==== Available data

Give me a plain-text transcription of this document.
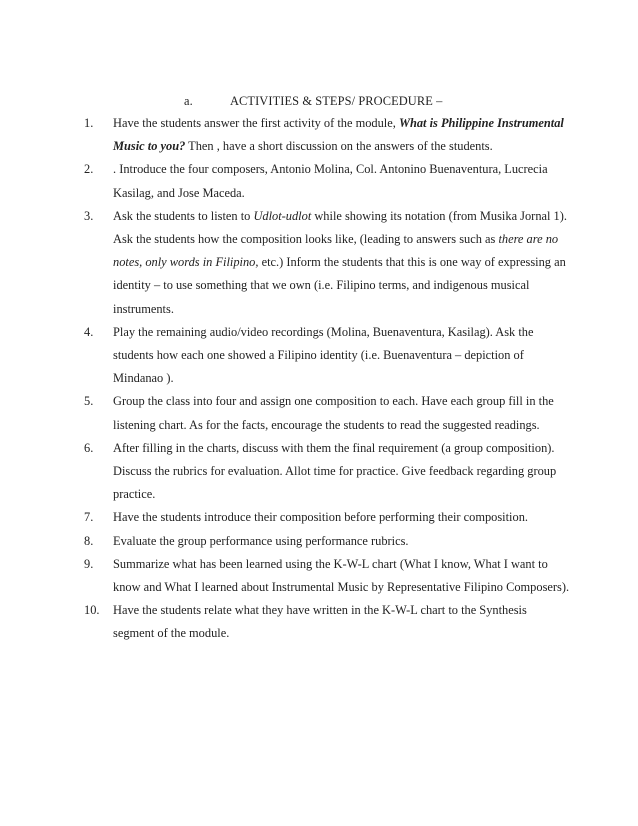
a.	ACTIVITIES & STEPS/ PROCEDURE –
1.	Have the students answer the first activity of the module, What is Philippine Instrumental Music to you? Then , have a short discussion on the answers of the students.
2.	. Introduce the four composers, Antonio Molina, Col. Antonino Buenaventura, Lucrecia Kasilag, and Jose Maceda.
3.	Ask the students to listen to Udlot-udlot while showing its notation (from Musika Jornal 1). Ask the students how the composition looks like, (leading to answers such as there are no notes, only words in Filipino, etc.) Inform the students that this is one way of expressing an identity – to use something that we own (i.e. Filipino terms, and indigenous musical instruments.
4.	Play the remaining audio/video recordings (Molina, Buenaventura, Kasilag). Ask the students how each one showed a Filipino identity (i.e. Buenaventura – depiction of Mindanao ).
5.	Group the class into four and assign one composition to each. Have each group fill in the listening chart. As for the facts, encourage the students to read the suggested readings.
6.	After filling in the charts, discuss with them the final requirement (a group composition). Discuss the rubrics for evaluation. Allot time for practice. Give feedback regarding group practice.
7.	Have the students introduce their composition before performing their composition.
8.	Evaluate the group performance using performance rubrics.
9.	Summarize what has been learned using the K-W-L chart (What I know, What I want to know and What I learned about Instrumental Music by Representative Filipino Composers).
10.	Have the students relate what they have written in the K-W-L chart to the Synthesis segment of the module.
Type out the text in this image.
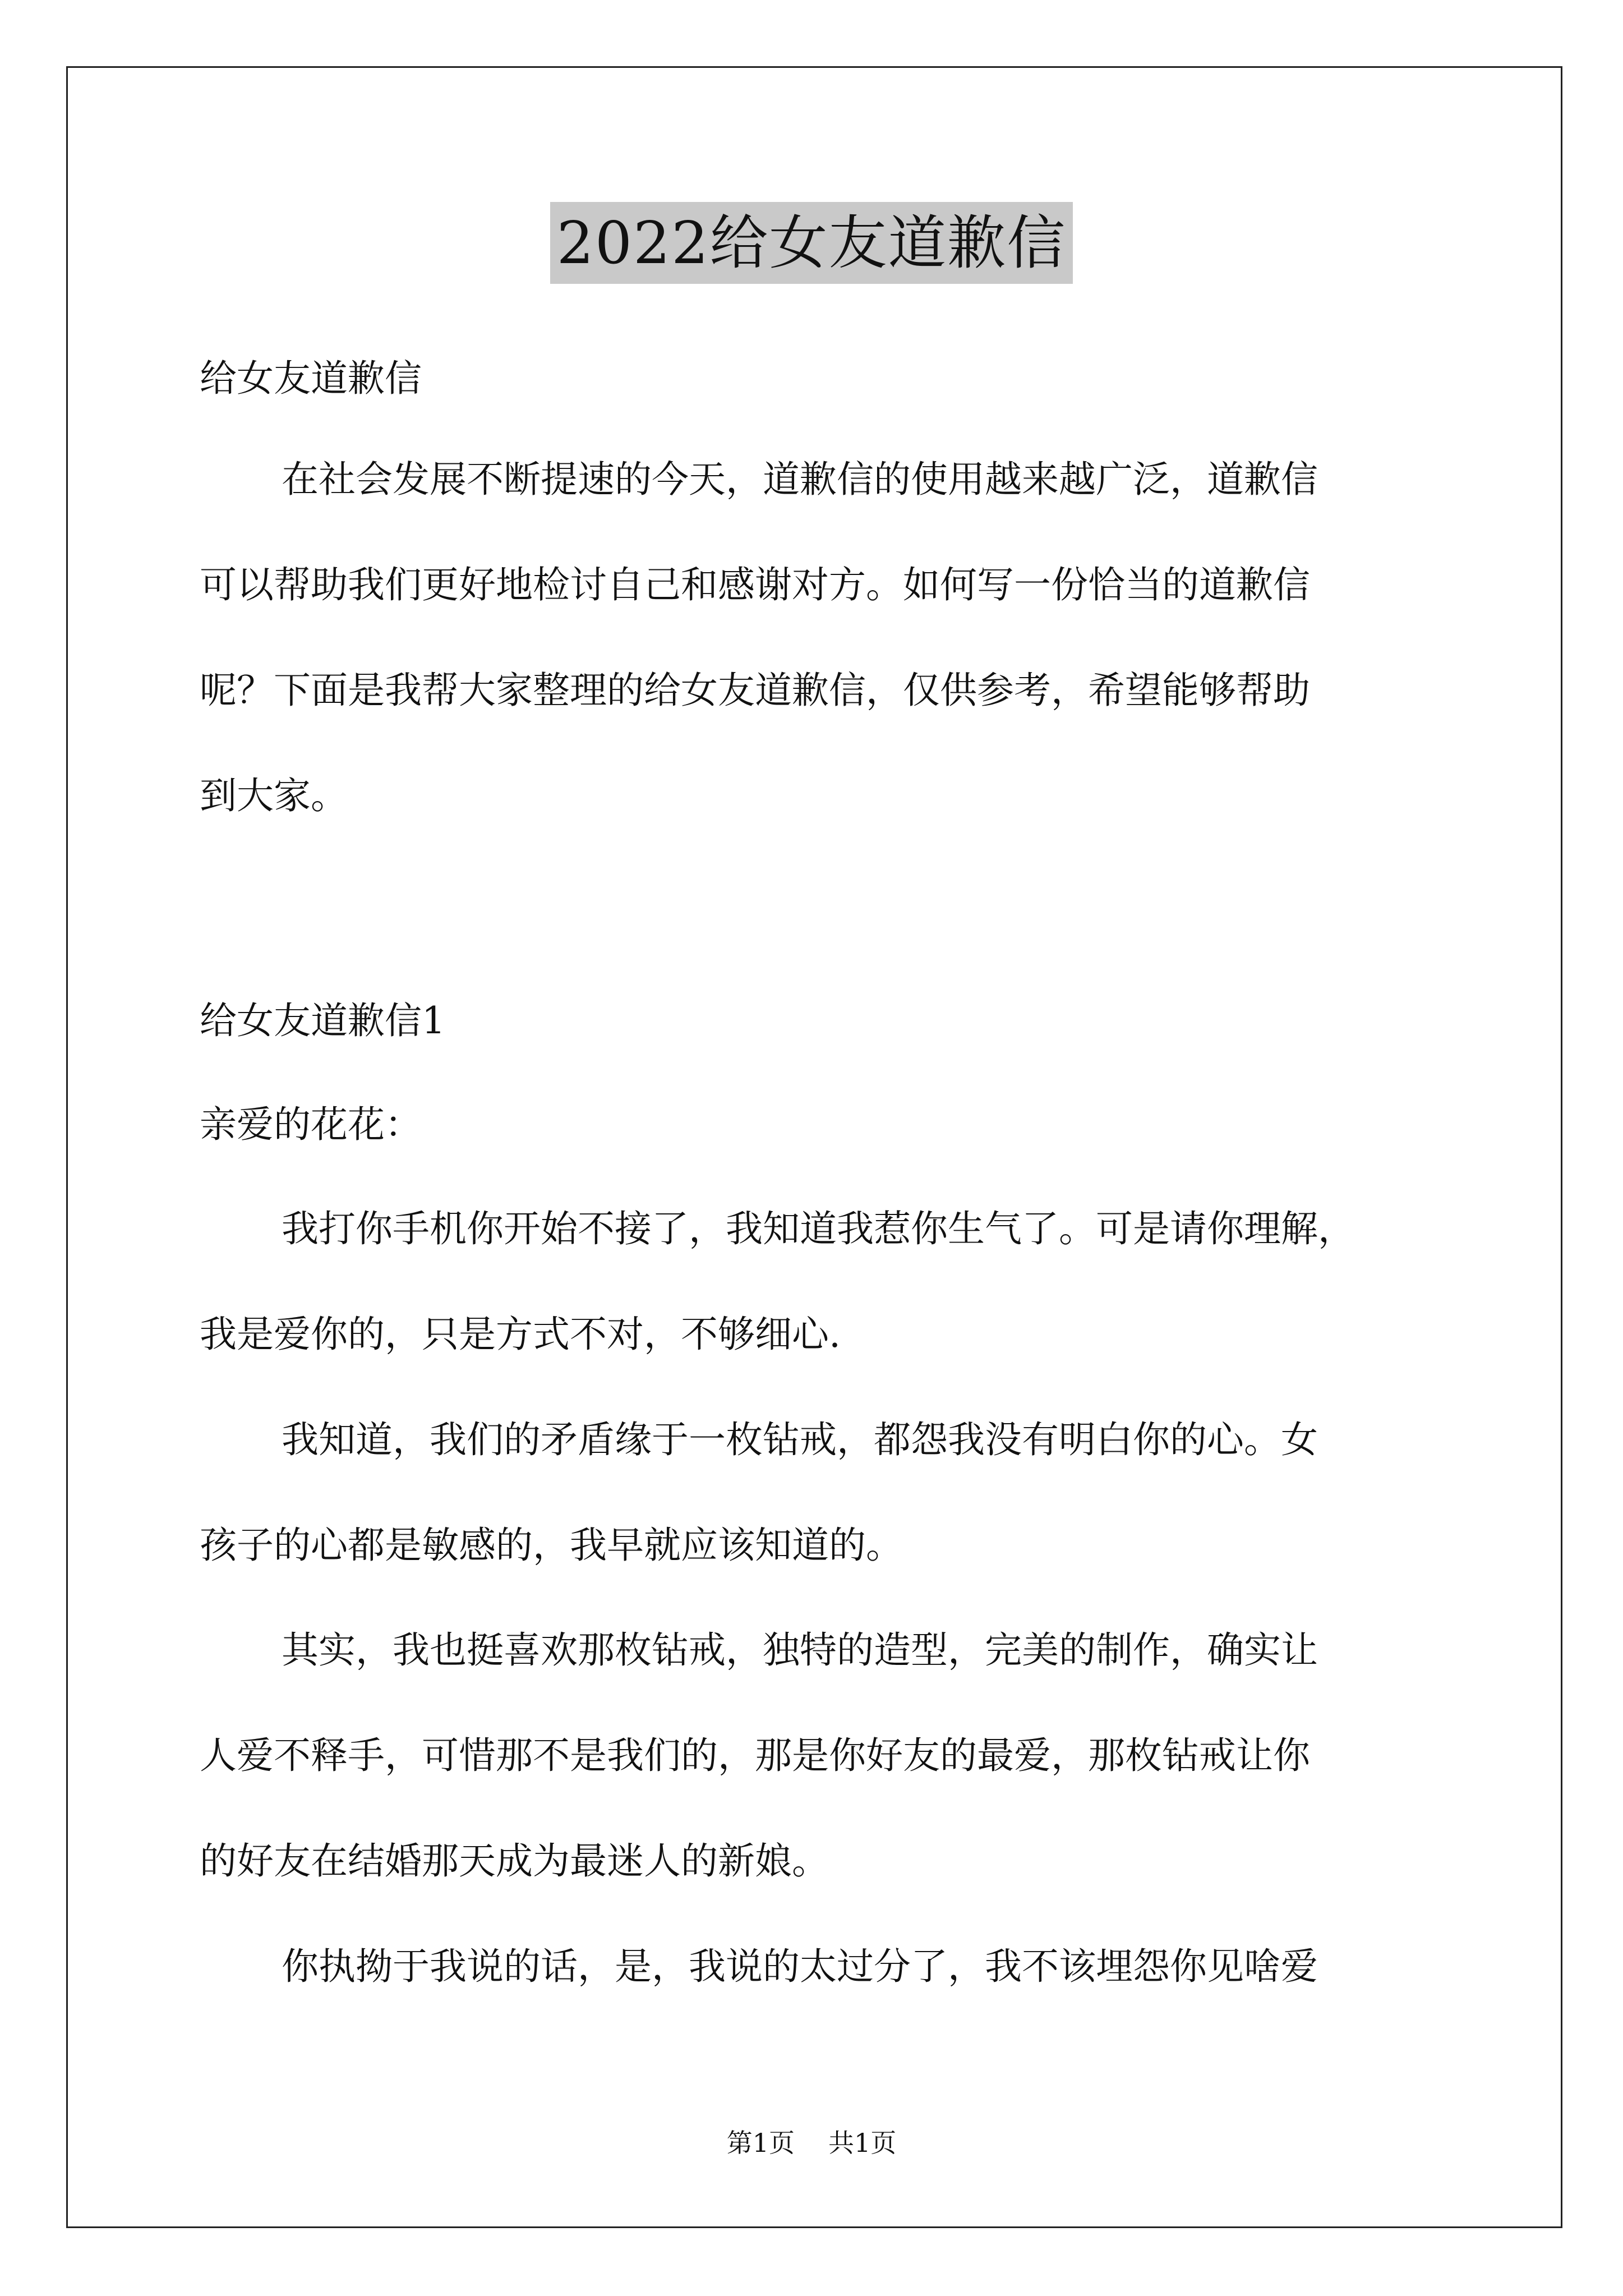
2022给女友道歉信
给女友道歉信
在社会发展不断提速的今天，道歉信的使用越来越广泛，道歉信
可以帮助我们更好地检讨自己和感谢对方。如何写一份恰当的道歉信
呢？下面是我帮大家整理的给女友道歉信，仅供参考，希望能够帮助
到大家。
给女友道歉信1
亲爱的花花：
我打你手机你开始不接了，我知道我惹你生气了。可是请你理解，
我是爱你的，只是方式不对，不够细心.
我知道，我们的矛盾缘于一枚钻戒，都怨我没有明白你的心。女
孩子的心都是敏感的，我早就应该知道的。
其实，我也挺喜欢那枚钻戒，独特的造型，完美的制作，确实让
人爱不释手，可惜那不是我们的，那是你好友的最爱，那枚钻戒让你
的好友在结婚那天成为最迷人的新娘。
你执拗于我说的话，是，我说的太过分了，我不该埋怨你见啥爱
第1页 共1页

========

**Given task**
Repeat each record exactly as shown above, dropping all images.

**Solution for this task**
Give me a plain-text transcription of this document.
a.	ACTIVITIES & STEPS/ PROCEDURE –
1.	Have the students answer the first activity of the module, What is Philippine Instrumental Music to you? Then , have a short discussion on the answers of the students.
2.	. Introduce the four composers, Antonio Molina, Col. Antonino Buenaventura, Lucrecia Kasilag, and Jose Maceda.
3.	Ask the students to listen to Udlot-udlot while showing its notation (from Musika Jornal 1). Ask the students how the composition looks like, (leading to answers such as there are no notes, only words in Filipino, etc.) Inform the students that this is one way of expressing an identity – to use something that we own (i.e. Filipino terms, and indigenous musical instruments.
4.	Play the remaining audio/video recordings (Molina, Buenaventura, Kasilag). Ask the students how each one showed a Filipino identity (i.e. Buenaventura – depiction of Mindanao ).
5.	Group the class into four and assign one composition to each. Have each group fill in the listening chart. As for the facts, encourage the students to read the suggested readings.
6.	After filling in the charts, discuss with them the final requirement (a group composition). Discuss the rubrics for evaluation. Allot time for practice. Give feedback regarding group practice.
7.	Have the students introduce their composition before performing their composition.
8.	Evaluate the group performance using performance rubrics.
9.	Summarize what has been learned using the K-W-L chart (What I know, What I want to know and What I learned about Instrumental Music by Representative Filipino Composers).
10.	Have the students relate what they have written in the K-W-L chart to the Synthesis segment of the module.
Type out the text in this image.
2022给女友道歉信
给女友道歉信
在社会发展不断提速的今天，道歉信的使用越来越广泛，道歉信
可以帮助我们更好地检讨自己和感谢对方。如何写一份恰当的道歉信
呢？下面是我帮大家整理的给女友道歉信，仅供参考，希望能够帮助
到大家。
给女友道歉信1
亲爱的花花：
我打你手机你开始不接了，我知道我惹你生气了。可是请你理解，
我是爱你的，只是方式不对，不够细心.
我知道，我们的矛盾缘于一枚钻戒，都怨我没有明白你的心。女
孩子的心都是敏感的，我早就应该知道的。
其实，我也挺喜欢那枚钻戒，独特的造型，完美的制作，确实让
人爱不释手，可惜那不是我们的，那是你好友的最爱，那枚钻戒让你
的好友在结婚那天成为最迷人的新娘。
你执拗于我说的话，是，我说的太过分了，我不该埋怨你见啥爱
第1页 共1页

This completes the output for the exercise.